Locate each line below that includes "text" and reproduce it.

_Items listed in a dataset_
* * *
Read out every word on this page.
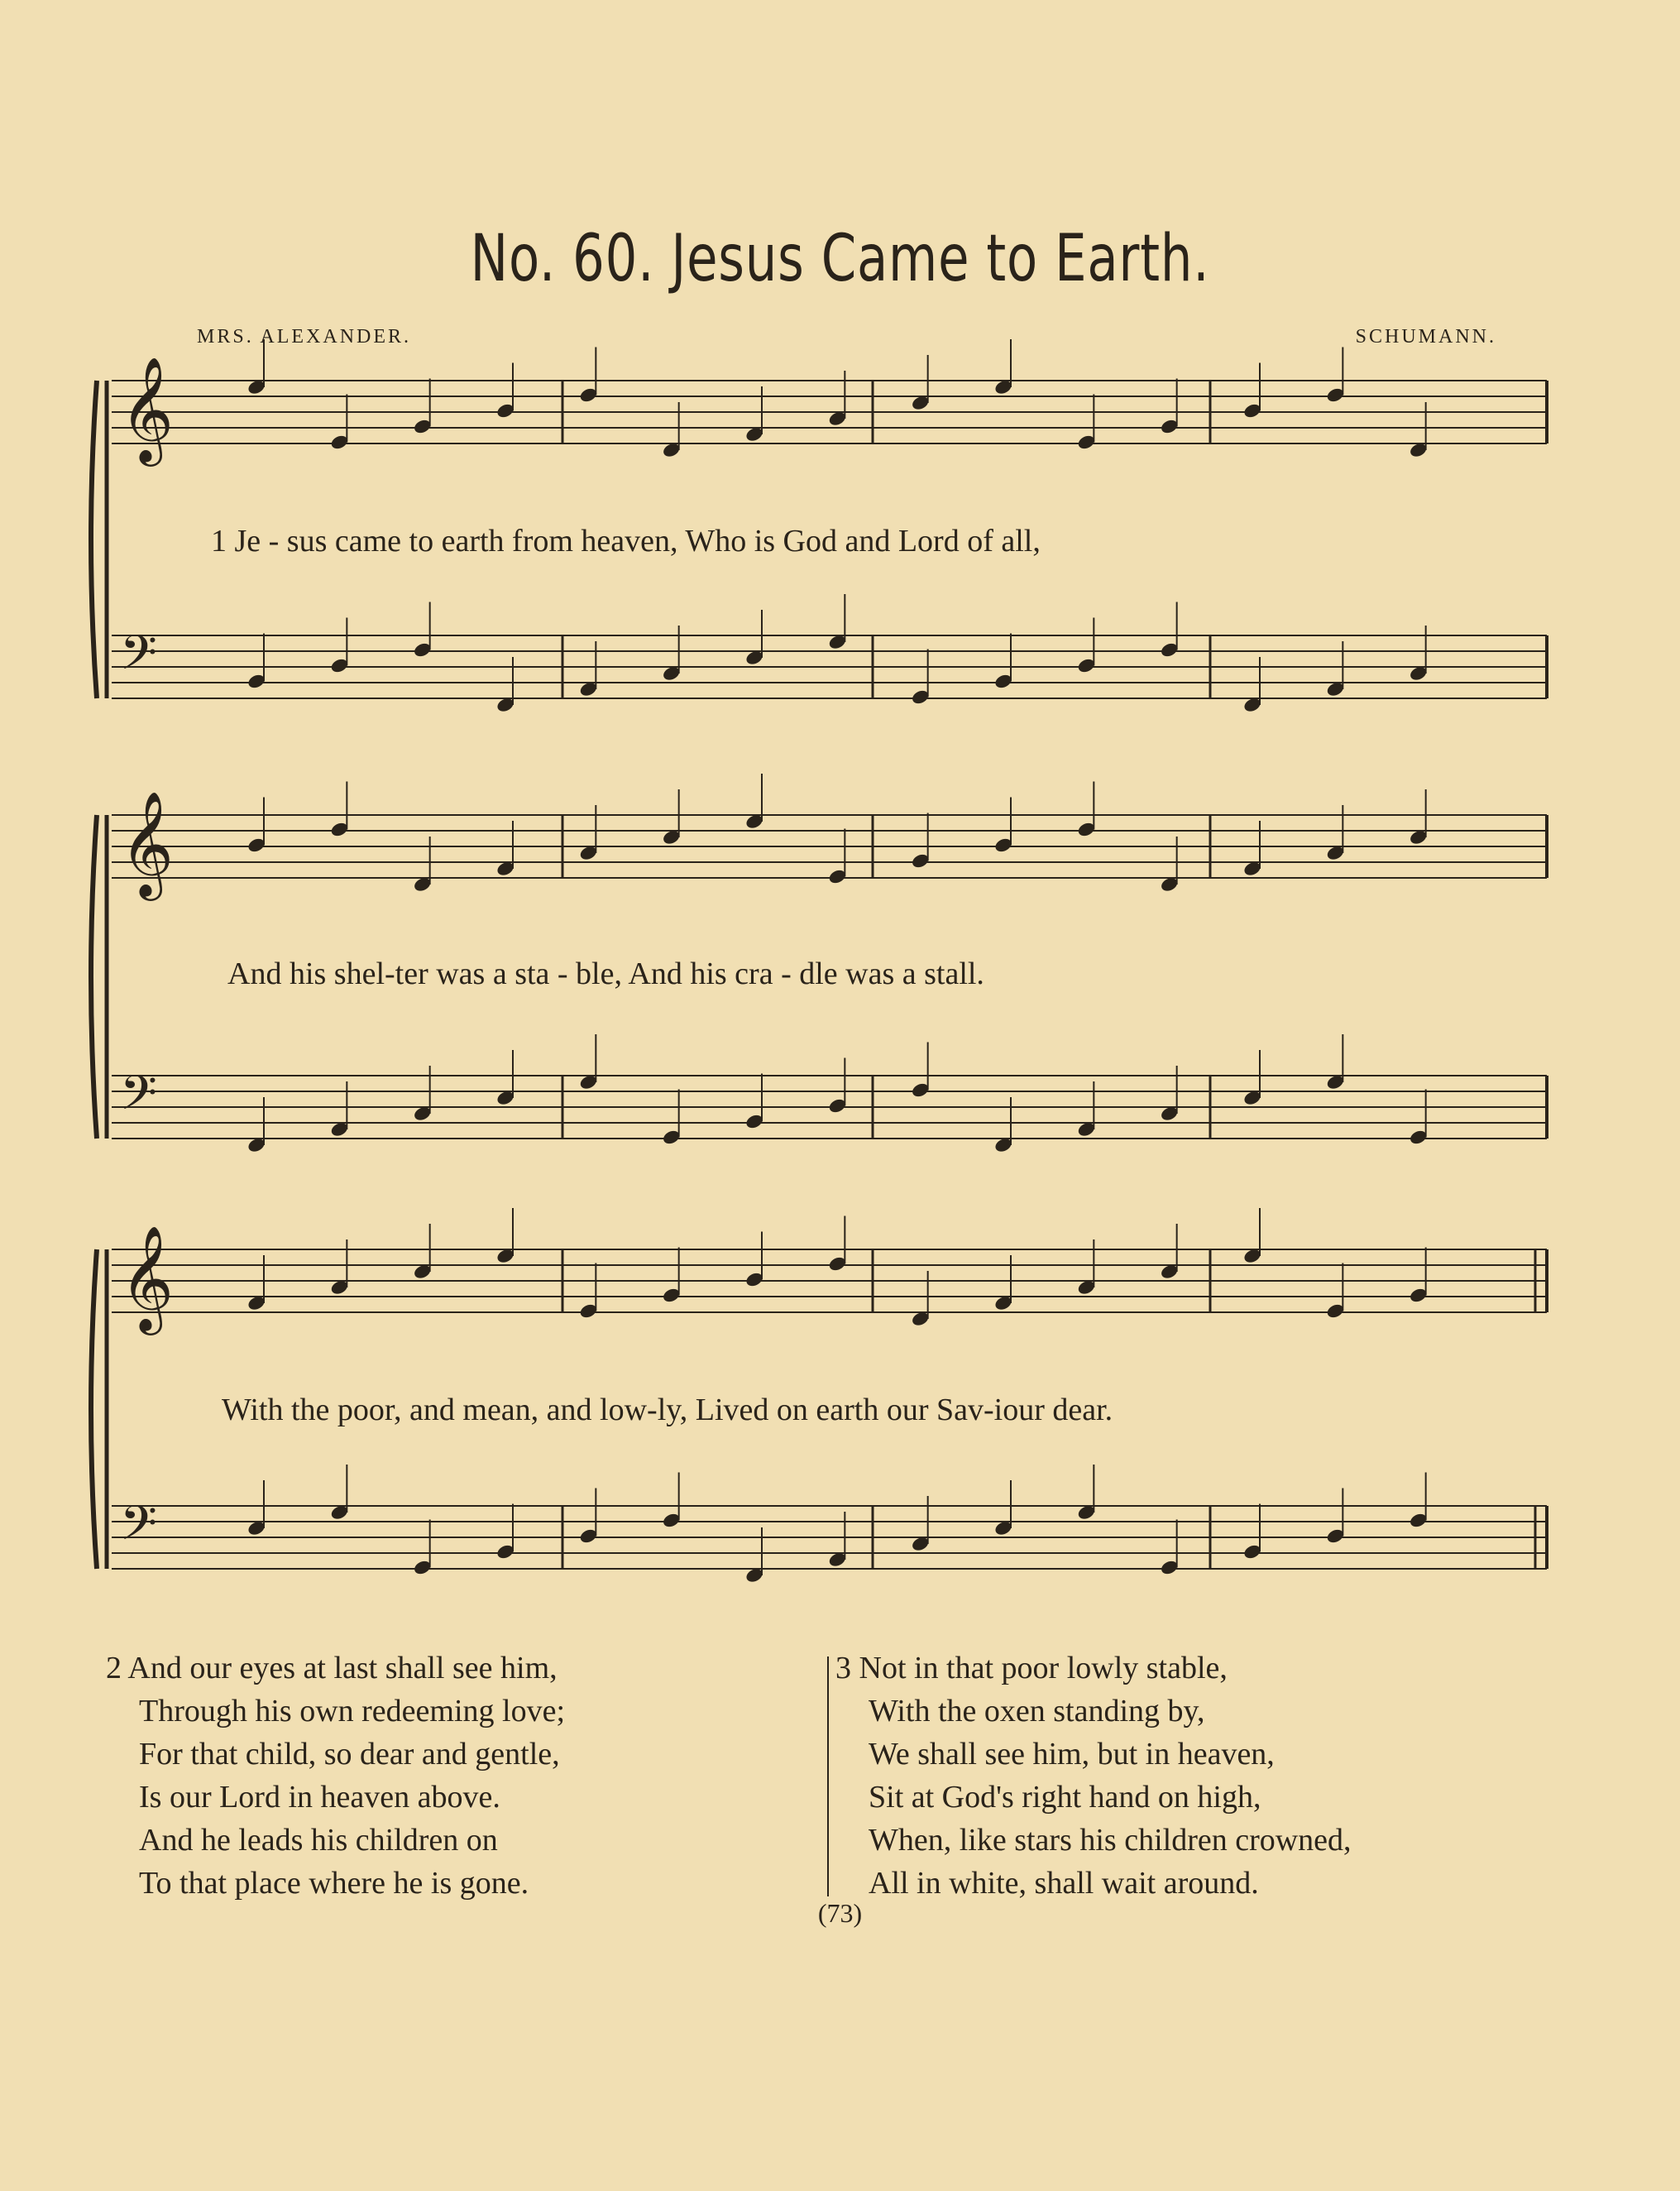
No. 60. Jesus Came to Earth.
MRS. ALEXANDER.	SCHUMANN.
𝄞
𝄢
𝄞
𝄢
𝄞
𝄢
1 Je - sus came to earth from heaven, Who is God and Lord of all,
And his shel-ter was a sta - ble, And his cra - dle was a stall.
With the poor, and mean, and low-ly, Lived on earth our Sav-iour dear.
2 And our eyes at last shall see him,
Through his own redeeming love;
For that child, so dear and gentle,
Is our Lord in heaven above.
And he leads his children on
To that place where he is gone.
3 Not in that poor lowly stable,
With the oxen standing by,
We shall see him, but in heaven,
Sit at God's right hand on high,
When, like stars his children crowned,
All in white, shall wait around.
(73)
* * *
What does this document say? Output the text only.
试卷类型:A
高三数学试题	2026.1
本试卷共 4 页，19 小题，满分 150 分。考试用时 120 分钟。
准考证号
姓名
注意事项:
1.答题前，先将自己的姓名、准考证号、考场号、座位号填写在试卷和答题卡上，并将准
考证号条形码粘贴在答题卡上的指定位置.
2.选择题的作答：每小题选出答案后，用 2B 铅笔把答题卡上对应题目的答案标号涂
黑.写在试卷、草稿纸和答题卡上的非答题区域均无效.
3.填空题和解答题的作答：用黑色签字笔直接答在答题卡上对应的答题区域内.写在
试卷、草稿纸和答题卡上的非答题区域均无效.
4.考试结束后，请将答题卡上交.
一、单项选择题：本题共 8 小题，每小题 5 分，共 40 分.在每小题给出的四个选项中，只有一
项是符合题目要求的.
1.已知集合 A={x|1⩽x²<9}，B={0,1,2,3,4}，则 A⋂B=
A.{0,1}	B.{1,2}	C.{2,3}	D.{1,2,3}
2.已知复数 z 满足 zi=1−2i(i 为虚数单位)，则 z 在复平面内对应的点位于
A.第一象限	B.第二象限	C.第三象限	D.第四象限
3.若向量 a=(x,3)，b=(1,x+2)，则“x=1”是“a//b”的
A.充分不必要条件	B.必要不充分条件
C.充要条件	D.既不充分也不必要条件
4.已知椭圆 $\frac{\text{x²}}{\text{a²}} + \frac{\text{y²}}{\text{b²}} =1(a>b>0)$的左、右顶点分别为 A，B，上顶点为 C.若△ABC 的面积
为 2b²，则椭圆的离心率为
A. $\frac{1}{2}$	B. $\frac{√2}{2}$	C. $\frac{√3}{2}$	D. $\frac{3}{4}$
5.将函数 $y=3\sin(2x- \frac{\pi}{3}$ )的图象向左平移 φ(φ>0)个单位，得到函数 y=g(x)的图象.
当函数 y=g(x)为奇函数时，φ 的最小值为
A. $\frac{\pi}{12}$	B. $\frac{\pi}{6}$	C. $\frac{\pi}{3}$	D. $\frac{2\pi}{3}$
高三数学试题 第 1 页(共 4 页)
* * *
_EXERCISE OUTPUT_
What does this document say? Output the text only.
4.已知椭圆 $\frac{\text{x²}}{\text{a²}} + \frac{\text{y²}}{\text{b²}} =1(a>b>0)$的左、右顶点分别为 A，B，上顶点为 C.若△ABC 的面积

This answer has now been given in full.